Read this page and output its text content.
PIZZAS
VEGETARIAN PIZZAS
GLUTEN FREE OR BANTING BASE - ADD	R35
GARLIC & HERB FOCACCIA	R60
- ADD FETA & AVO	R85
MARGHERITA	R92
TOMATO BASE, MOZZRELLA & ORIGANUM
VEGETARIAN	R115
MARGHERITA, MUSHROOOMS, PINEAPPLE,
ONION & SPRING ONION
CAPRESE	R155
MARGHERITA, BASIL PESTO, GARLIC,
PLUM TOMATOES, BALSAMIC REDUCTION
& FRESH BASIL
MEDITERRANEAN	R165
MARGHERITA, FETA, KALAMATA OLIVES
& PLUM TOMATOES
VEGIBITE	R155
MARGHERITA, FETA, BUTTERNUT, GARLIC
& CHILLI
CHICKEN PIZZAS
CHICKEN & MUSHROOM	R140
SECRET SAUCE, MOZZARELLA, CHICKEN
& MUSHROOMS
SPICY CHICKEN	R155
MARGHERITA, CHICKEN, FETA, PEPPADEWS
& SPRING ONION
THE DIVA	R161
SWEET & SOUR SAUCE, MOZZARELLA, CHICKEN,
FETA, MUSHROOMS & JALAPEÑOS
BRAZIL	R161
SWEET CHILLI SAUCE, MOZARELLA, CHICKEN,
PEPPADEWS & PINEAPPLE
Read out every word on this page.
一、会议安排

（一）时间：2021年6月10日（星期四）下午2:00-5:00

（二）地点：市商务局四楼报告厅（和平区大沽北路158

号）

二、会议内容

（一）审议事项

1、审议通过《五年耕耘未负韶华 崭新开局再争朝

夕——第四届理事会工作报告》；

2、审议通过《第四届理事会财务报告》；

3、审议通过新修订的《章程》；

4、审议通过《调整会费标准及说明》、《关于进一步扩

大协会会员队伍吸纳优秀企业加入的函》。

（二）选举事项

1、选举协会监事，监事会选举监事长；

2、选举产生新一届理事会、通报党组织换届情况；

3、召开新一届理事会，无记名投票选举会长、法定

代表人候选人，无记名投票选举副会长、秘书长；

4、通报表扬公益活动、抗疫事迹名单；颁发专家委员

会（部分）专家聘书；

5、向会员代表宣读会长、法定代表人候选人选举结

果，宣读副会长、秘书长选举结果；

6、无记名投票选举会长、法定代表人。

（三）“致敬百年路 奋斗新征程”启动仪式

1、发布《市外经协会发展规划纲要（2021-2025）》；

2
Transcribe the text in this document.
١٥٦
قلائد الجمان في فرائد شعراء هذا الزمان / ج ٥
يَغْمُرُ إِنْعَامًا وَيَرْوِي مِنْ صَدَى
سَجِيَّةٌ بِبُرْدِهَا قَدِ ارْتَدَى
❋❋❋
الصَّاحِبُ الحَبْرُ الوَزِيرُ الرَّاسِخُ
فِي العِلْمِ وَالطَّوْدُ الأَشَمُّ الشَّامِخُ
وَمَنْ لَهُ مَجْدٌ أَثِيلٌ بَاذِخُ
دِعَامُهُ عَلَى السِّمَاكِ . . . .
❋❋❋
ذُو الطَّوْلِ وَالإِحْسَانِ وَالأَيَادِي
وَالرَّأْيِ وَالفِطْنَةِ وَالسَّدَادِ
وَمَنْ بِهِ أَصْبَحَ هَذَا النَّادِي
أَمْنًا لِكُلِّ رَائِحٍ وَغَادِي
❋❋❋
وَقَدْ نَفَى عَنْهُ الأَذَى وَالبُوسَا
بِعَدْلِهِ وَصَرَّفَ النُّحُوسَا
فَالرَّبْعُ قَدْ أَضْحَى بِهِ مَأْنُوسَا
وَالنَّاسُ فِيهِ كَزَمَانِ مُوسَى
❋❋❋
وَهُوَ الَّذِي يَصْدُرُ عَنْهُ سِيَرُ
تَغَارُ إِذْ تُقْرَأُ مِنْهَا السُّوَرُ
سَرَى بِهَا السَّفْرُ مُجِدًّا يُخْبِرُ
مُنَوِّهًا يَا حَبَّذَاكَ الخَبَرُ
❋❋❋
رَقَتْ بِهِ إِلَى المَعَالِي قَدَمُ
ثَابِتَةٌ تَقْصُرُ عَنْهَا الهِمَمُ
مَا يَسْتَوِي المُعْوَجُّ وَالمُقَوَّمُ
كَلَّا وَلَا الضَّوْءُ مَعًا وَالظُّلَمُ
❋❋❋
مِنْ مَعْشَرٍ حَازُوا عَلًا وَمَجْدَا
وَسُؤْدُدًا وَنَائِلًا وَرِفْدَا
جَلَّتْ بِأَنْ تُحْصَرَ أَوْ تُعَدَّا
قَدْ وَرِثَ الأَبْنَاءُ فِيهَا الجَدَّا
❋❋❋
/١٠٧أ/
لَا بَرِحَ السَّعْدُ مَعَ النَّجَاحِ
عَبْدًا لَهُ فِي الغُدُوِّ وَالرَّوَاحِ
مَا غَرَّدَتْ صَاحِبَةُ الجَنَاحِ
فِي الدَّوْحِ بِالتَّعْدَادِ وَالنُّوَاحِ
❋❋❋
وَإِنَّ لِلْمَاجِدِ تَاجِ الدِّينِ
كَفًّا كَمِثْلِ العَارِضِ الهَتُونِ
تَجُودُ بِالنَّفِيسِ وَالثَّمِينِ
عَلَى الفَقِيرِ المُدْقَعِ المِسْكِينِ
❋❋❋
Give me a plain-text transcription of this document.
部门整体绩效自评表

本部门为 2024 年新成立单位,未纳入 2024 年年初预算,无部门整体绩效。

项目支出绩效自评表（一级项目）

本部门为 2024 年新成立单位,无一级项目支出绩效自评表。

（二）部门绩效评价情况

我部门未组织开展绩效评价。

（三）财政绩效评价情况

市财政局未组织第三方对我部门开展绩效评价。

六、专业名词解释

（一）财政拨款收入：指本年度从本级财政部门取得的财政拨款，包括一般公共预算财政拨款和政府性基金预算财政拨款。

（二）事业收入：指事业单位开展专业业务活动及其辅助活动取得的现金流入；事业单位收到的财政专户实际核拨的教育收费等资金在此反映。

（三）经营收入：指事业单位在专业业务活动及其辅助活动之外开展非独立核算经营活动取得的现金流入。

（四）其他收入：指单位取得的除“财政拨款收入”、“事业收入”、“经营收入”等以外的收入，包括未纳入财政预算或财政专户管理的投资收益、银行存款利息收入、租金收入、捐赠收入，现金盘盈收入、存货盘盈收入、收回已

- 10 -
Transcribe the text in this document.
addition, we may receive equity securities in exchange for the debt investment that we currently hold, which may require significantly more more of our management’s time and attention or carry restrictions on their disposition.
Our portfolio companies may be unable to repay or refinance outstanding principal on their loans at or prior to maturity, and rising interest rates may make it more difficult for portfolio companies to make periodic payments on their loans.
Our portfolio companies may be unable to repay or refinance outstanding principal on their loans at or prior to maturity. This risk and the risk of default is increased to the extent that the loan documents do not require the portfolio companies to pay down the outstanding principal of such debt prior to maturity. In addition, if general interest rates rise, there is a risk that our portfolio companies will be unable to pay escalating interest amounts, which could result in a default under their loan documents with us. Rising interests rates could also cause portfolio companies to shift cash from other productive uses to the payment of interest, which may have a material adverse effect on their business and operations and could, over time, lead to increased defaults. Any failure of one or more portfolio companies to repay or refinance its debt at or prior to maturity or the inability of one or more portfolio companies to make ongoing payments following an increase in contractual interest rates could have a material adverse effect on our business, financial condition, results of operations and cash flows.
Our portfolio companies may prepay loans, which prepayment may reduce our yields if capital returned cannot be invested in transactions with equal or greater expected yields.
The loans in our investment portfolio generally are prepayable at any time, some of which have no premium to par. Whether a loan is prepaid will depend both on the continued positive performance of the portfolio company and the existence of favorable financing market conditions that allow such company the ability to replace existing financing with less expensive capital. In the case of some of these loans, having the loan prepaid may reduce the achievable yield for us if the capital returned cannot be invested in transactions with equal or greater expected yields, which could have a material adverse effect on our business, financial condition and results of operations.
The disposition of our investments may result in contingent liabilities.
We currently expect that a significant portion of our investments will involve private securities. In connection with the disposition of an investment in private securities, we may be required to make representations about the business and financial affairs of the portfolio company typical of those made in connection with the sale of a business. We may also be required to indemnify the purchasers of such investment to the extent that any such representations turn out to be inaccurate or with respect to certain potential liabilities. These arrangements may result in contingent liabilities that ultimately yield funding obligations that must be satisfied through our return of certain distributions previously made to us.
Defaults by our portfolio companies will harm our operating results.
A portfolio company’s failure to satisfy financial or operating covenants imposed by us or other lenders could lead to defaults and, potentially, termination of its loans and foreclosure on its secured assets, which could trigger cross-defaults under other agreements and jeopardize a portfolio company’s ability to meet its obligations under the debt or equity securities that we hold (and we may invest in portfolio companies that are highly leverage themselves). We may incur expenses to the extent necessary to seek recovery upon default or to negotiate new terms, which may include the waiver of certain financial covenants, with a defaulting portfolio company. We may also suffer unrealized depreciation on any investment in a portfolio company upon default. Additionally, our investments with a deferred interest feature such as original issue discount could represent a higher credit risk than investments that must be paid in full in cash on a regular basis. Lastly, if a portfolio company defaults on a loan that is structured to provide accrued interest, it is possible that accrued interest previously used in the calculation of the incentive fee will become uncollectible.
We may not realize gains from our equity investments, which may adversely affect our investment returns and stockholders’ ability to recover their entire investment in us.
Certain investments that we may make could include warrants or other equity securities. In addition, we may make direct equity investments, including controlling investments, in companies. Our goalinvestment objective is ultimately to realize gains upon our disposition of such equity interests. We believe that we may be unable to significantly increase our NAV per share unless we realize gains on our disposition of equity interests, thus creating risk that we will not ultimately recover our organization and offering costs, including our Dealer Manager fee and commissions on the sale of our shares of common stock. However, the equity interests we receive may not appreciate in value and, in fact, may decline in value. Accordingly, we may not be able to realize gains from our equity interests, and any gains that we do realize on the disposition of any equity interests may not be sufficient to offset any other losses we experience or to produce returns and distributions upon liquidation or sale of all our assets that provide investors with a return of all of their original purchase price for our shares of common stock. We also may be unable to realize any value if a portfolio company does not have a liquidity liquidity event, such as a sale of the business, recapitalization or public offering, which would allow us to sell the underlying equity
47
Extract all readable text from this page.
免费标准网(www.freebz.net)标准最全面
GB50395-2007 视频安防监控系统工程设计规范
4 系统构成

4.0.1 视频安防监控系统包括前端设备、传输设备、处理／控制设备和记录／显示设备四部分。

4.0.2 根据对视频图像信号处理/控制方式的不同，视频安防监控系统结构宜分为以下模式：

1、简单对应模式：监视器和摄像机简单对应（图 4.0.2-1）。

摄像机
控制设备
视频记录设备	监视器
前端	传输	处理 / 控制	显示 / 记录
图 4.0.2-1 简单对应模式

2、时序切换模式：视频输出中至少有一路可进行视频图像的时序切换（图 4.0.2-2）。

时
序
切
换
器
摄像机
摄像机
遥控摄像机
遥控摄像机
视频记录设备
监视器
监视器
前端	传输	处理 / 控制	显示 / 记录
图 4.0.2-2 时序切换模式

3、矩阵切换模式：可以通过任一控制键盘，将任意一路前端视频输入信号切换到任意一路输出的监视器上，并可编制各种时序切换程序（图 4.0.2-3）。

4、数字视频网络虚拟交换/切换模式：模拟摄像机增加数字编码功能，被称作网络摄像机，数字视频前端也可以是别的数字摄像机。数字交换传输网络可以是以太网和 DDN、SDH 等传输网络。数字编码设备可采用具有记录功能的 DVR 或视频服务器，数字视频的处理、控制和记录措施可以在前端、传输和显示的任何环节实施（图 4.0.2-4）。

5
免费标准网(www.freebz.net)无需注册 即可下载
===
Your goal
Count how many lines of the material hold the string "freebz". Give the number and nothing more.

Final result
2